## GOAL
In the material below, find all lines with the string "title" and copy them.

· · · ·

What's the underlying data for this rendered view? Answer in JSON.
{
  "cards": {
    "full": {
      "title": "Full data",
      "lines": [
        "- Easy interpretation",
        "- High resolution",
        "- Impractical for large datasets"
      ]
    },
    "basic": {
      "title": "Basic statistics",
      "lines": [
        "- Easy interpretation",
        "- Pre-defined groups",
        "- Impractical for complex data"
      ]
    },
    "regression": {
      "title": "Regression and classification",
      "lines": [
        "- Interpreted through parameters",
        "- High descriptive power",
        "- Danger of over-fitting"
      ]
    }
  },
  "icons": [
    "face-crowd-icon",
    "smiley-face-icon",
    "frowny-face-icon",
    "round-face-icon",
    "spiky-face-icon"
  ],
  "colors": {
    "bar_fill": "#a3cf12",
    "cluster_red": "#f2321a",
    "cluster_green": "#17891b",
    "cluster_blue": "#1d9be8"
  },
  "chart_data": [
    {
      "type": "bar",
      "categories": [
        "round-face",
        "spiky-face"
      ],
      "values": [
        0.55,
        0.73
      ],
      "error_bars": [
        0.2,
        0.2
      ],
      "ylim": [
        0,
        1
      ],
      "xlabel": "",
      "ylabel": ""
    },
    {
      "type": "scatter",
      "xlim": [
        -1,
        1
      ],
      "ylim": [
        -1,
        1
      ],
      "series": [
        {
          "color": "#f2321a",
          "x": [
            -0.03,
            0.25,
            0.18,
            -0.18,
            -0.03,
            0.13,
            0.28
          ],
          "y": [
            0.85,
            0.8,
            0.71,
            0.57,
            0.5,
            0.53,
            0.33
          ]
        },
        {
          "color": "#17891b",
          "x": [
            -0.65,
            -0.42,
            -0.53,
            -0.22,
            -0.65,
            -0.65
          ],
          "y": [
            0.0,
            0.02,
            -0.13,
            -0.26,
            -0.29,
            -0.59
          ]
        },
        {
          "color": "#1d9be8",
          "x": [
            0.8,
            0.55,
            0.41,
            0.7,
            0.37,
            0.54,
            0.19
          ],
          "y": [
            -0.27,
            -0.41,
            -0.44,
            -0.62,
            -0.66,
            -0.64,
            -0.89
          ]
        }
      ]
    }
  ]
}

· · · ·

## EXERCISE OUTPUT
      "title": "Full data",
      "title": "Basic statistics",
      "title": "Regression and classification",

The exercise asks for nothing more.